═══ Material supplied

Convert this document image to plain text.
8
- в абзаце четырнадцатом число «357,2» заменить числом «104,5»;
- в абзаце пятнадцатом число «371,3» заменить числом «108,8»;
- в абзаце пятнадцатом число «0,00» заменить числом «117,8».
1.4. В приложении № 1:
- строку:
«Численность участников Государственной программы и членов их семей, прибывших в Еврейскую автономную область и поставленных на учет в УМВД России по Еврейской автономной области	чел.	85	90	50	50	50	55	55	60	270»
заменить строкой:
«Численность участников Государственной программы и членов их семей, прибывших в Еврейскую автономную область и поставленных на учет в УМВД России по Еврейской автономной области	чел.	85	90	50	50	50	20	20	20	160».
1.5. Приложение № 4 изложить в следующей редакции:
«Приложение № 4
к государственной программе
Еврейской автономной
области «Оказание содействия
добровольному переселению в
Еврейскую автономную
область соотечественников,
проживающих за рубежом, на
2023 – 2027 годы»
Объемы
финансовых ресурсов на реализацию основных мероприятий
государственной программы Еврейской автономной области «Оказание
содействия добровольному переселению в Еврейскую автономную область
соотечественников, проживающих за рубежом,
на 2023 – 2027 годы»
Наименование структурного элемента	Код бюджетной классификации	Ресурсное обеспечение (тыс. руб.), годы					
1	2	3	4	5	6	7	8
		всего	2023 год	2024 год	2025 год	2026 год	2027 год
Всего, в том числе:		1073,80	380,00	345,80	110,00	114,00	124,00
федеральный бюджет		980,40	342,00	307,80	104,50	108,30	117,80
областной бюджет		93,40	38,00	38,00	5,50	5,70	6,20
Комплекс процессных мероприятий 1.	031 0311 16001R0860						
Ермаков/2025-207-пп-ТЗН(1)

══════

__The task__.
Copy each line that contains the word "добровольному".

__Correct result__.
добровольному переселению в
содействия добровольному переселению в Еврейскую автономную область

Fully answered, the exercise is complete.